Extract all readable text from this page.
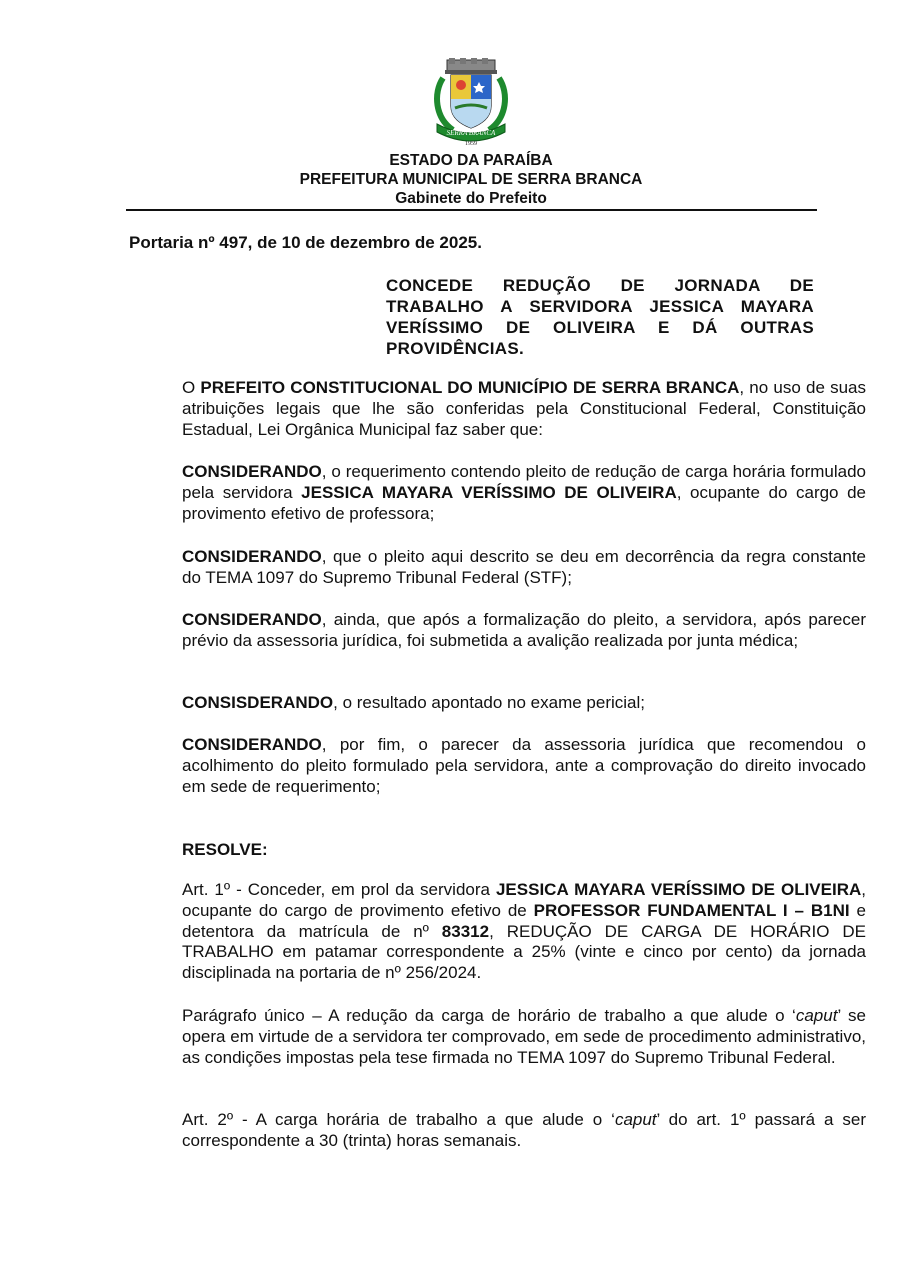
SERRA BRANCA
1959
ESTADO DA PARAÍBA
PREFEITURA MUNICIPAL DE SERRA BRANCA
Gabinete do Prefeito
Portaria nº 497, de 10 de dezembro de 2025.
CONCEDE REDUÇÃO DE JORNADA DE TRABALHO A SERVIDORA JESSICA MAYARA VERÍSSIMO DE OLIVEIRA E DÁ OUTRAS PROVIDÊNCIAS.
O PREFEITO CONSTITUCIONAL DO MUNICÍPIO DE SERRA BRANCA, no uso de suas atribuições legais que lhe são conferidas pela Constitucional Federal, Constituição Estadual, Lei Orgânica Municipal faz saber que:
CONSIDERANDO, o requerimento contendo pleito de redução de carga horária formulado pela servidora JESSICA MAYARA VERÍSSIMO DE OLIVEIRA, ocupante do cargo de provimento efetivo de professora;
CONSIDERANDO, que o pleito aqui descrito se deu em decorrência da regra constante do TEMA 1097 do Supremo Tribunal Federal (STF);
CONSIDERANDO, ainda, que após a formalização do pleito, a servidora, após parecer prévio da assessoria jurídica, foi submetida a avalição realizada por junta médica;
CONSISDERANDO, o resultado apontado no exame pericial;
CONSIDERANDO, por fim, o parecer da assessoria jurídica que recomendou o acolhimento do pleito formulado pela servidora, ante a comprovação do direito invocado em sede de requerimento;
RESOLVE:
Art. 1º - Conceder, em prol da servidora JESSICA MAYARA VERÍSSIMO DE OLIVEIRA, ocupante do cargo de provimento efetivo de PROFESSOR FUNDAMENTAL I – B1NI e detentora da matrícula de nº 83312, REDUÇÃO DE CARGA DE HORÁRIO DE TRABALHO em patamar correspondente a 25% (vinte e cinco por cento) da jornada disciplinada na portaria de nº 256/2024.
Parágrafo único – A redução da carga de horário de trabalho a que alude o ‘caput’ se opera em virtude de a servidora ter comprovado, em sede de procedimento administrativo, as condições impostas pela tese firmada no TEMA 1097 do Supremo Tribunal Federal.
Art. 2º - A carga horária de trabalho a que alude o ‘caput’ do art. 1º passará a ser correspondente a 30 (trinta) horas semanais.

□ □ □ □

- **DESCRIPTION OF THE TASK**
In the data above, count the lines where the word "requerimento" appears; reply with the number only.

- **RESULT**
2